» To do:
Repeat all entries exactly.

--- Task inputs ---

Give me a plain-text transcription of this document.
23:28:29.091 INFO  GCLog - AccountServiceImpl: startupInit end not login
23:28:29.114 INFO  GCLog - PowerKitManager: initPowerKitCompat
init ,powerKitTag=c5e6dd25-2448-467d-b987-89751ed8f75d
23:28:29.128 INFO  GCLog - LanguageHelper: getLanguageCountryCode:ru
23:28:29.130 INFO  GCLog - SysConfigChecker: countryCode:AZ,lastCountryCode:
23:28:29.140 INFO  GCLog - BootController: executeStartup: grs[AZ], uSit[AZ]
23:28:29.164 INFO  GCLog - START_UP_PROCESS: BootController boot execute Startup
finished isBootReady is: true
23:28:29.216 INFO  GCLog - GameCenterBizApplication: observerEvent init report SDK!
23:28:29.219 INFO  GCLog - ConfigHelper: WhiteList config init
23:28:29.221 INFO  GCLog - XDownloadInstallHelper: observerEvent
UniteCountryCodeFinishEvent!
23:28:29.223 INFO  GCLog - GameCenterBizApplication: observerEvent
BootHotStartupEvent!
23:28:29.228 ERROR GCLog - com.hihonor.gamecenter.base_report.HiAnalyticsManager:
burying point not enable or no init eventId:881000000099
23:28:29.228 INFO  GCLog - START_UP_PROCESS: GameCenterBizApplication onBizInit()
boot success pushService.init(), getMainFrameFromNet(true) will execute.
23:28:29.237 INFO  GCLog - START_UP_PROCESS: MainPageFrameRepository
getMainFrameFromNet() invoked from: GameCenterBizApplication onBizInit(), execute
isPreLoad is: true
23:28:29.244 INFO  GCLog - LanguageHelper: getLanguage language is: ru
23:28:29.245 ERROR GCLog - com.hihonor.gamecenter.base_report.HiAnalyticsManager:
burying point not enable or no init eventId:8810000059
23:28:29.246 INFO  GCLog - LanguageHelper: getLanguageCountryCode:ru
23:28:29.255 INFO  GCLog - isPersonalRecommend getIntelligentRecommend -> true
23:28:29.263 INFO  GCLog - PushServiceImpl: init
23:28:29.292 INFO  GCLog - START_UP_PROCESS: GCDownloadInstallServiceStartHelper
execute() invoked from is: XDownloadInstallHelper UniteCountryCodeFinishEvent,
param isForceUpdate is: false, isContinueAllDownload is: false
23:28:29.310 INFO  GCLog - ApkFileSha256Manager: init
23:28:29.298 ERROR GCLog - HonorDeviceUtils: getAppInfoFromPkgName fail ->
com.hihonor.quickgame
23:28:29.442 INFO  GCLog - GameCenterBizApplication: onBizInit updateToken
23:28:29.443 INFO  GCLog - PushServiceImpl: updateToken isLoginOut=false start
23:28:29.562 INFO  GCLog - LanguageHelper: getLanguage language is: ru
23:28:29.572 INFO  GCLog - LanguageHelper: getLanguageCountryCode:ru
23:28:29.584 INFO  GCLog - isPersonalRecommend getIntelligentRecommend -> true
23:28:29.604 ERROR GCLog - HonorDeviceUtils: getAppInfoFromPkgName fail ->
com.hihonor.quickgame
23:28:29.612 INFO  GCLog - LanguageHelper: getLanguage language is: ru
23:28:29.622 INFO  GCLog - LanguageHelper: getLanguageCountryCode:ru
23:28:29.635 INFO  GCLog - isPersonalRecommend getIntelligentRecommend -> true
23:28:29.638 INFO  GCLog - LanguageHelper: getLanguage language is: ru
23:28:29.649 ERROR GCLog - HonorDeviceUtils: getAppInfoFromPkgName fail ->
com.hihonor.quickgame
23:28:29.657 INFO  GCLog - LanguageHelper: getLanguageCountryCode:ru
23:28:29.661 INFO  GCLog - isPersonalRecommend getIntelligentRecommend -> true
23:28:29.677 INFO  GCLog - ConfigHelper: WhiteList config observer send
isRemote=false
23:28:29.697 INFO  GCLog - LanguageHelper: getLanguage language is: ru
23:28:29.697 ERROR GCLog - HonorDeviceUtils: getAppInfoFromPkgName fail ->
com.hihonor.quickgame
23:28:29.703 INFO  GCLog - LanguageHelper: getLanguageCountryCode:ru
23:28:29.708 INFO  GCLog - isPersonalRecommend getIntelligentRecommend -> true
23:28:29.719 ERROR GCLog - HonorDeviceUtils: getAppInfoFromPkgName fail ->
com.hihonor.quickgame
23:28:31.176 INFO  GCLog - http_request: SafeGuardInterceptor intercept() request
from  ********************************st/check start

---

» Written response:
Give me a plain-text transcription of this document.
23:28:29.091 INFO  GCLog - AccountServiceImpl: startupInit end not login
23:28:29.114 INFO  GCLog - PowerKitManager: initPowerKitCompat
init ,powerKitTag=c5e6dd25-2448-467d-b987-89751ed8f75d
23:28:29.128 INFO  GCLog - LanguageHelper: getLanguageCountryCode:ru
23:28:29.130 INFO  GCLog - SysConfigChecker: countryCode:AZ,lastCountryCode:
23:28:29.140 INFO  GCLog - BootController: executeStartup: grs[AZ], uSit[AZ]
23:28:29.164 INFO  GCLog - START_UP_PROCESS: BootController boot execute Startup
finished isBootReady is: true
23:28:29.216 INFO  GCLog - GameCenterBizApplication: observerEvent init report SDK!
23:28:29.219 INFO  GCLog - ConfigHelper: WhiteList config init
23:28:29.221 INFO  GCLog - XDownloadInstallHelper: observerEvent
UniteCountryCodeFinishEvent!
23:28:29.223 INFO  GCLog - GameCenterBizApplication: observerEvent
BootHotStartupEvent!
23:28:29.228 ERROR GCLog - com.hihonor.gamecenter.base_report.HiAnalyticsManager:
burying point not enable or no init eventId:881000000099
23:28:29.228 INFO  GCLog - START_UP_PROCESS: GameCenterBizApplication onBizInit()
boot success pushService.init(), getMainFrameFromNet(true) will execute.
23:28:29.237 INFO  GCLog - START_UP_PROCESS: MainPageFrameRepository
getMainFrameFromNet() invoked from: GameCenterBizApplication onBizInit(), execute
isPreLoad is: true
23:28:29.244 INFO  GCLog - LanguageHelper: getLanguage language is: ru
23:28:29.245 ERROR GCLog - com.hihonor.gamecenter.base_report.HiAnalyticsManager:
burying point not enable or no init eventId:8810000059
23:28:29.246 INFO  GCLog - LanguageHelper: getLanguageCountryCode:ru
23:28:29.255 INFO  GCLog - isPersonalRecommend getIntelligentRecommend -> true
23:28:29.263 INFO  GCLog - PushServiceImpl: init
23:28:29.292 INFO  GCLog - START_UP_PROCESS: GCDownloadInstallServiceStartHelper
execute() invoked from is: XDownloadInstallHelper UniteCountryCodeFinishEvent,
param isForceUpdate is: false, isContinueAllDownload is: false
23:28:29.310 INFO  GCLog - ApkFileSha256Manager: init
23:28:29.298 ERROR GCLog - HonorDeviceUtils: getAppInfoFromPkgName fail ->
com.hihonor.quickgame
23:28:29.442 INFO  GCLog - GameCenterBizApplication: onBizInit updateToken
23:28:29.443 INFO  GCLog - PushServiceImpl: updateToken isLoginOut=false start
23:28:29.562 INFO  GCLog - LanguageHelper: getLanguage language is: ru
23:28:29.572 INFO  GCLog - LanguageHelper: getLanguageCountryCode:ru
23:28:29.584 INFO  GCLog - isPersonalRecommend getIntelligentRecommend -> true
23:28:29.604 ERROR GCLog - HonorDeviceUtils: getAppInfoFromPkgName fail ->
com.hihonor.quickgame
23:28:29.612 INFO  GCLog - LanguageHelper: getLanguage language is: ru
23:28:29.622 INFO  GCLog - LanguageHelper: getLanguageCountryCode:ru
23:28:29.635 INFO  GCLog - isPersonalRecommend getIntelligentRecommend -> true
23:28:29.638 INFO  GCLog - LanguageHelper: getLanguage language is: ru
23:28:29.649 ERROR GCLog - HonorDeviceUtils: getAppInfoFromPkgName fail ->
com.hihonor.quickgame
23:28:29.657 INFO  GCLog - LanguageHelper: getLanguageCountryCode:ru
23:28:29.661 INFO  GCLog - isPersonalRecommend getIntelligentRecommend -> true
23:28:29.677 INFO  GCLog - ConfigHelper: WhiteList config observer send
isRemote=false
23:28:29.697 INFO  GCLog - LanguageHelper: getLanguage language is: ru
23:28:29.697 ERROR GCLog - HonorDeviceUtils: getAppInfoFromPkgName fail ->
com.hihonor.quickgame
23:28:29.703 INFO  GCLog - LanguageHelper: getLanguageCountryCode:ru
23:28:29.708 INFO  GCLog - isPersonalRecommend getIntelligentRecommend -> true
23:28:29.719 ERROR GCLog - HonorDeviceUtils: getAppInfoFromPkgName fail ->
com.hihonor.quickgame
23:28:31.176 INFO  GCLog - http_request: SafeGuardInterceptor intercept() request
from  ********************************st/check start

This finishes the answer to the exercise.